» STATED TASK:
Copy every line that holds "Daily".

[Figure data in JSON]
──────
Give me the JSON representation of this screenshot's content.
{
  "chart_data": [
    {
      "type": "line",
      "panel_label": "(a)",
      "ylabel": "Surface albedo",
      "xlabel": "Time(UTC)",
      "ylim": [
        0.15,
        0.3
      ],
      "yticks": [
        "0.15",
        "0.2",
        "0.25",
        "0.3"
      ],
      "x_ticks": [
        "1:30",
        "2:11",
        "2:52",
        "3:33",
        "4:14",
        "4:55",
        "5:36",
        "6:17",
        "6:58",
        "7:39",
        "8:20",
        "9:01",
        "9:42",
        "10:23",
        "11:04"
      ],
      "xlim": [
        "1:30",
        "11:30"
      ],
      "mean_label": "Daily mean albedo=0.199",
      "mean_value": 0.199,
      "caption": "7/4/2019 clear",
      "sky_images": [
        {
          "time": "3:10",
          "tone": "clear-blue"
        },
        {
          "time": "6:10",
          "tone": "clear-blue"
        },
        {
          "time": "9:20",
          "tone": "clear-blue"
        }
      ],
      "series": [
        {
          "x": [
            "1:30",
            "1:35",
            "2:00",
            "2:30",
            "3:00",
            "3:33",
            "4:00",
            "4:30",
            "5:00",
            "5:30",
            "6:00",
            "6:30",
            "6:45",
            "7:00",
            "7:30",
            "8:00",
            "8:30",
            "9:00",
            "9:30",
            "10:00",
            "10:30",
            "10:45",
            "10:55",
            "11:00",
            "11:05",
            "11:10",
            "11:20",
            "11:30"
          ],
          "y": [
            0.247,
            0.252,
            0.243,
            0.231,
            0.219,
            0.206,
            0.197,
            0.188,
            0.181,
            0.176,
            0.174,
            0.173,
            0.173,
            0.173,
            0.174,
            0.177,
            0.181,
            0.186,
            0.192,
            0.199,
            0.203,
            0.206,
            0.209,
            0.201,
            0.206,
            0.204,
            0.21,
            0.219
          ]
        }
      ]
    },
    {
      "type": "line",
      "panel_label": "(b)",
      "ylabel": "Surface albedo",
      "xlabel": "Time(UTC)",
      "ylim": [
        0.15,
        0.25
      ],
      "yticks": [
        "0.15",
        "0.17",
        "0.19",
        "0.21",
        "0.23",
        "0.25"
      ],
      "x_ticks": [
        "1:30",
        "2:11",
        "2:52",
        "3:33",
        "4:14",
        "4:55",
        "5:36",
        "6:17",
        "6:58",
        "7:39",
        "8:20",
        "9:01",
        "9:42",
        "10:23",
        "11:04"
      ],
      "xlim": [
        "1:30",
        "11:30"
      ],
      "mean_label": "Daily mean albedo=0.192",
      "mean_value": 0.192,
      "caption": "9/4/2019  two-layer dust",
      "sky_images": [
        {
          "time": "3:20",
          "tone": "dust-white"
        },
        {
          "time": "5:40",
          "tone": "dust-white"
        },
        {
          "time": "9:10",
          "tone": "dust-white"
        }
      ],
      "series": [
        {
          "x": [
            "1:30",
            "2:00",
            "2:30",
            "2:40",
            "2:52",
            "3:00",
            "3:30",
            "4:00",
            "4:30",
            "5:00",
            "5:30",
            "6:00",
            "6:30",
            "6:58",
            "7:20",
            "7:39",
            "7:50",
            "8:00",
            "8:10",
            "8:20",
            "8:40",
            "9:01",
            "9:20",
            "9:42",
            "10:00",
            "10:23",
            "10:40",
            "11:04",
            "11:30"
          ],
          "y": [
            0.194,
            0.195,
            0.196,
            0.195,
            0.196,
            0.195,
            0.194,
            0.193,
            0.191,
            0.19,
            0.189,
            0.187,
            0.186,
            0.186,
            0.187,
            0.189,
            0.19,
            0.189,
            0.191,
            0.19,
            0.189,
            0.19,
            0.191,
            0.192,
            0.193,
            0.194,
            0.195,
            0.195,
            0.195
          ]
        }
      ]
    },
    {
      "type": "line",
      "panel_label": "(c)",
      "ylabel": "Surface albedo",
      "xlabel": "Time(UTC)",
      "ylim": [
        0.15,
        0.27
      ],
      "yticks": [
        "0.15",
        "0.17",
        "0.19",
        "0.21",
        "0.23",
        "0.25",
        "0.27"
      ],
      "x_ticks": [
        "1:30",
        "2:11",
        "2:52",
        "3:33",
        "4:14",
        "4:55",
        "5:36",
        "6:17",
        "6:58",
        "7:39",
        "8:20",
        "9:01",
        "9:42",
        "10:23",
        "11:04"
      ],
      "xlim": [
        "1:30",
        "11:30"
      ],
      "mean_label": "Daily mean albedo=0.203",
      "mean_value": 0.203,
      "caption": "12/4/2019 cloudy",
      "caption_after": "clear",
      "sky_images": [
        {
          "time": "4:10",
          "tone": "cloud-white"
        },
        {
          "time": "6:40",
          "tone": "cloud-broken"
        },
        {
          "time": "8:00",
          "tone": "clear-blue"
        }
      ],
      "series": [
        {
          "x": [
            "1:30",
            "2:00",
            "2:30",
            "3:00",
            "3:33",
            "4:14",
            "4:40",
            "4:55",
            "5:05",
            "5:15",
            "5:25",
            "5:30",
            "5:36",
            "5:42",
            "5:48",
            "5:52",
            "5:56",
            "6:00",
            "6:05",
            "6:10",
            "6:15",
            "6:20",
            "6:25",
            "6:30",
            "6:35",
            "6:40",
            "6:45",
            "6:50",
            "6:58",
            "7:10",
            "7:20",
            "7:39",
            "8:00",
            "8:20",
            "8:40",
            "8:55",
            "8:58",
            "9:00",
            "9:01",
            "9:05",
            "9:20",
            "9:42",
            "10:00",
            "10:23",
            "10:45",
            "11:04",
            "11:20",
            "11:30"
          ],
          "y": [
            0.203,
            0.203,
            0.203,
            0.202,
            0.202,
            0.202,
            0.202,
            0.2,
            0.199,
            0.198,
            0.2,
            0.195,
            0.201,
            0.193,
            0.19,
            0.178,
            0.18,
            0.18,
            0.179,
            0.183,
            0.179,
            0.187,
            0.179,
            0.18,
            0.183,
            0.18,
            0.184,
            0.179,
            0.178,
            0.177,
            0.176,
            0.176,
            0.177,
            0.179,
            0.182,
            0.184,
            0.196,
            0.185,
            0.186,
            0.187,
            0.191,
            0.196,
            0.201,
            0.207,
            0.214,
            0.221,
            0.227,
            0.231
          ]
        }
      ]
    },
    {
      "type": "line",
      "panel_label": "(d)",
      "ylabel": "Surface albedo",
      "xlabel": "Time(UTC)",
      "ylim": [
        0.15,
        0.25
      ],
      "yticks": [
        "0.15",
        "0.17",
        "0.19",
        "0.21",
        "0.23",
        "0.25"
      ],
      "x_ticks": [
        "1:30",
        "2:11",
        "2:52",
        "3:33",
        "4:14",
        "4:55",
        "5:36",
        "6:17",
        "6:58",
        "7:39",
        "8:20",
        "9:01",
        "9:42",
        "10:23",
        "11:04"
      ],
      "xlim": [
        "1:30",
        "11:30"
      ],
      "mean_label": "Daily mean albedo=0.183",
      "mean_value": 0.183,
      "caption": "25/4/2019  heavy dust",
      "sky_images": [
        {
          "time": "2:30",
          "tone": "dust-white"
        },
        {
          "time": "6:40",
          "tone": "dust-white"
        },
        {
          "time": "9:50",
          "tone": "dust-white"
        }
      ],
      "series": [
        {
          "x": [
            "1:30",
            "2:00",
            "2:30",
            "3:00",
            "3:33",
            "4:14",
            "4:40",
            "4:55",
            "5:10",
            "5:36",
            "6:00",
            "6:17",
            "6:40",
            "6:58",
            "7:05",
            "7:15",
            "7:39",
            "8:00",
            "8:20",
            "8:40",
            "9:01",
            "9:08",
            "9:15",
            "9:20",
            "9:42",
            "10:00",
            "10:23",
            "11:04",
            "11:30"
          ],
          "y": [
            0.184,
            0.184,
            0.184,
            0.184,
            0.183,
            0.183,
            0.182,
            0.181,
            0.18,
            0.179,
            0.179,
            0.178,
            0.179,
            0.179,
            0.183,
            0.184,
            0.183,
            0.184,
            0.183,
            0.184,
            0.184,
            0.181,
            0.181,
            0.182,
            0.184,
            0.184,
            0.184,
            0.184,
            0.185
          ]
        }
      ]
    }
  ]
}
──────
» EXERCISE SOLUTION:
      "mean_label": "Daily mean albedo=0.199",
      "mean_label": "Daily mean albedo=0.192",
      "mean_label": "Daily mean albedo=0.203",
      "mean_label": "Daily mean albedo=0.183",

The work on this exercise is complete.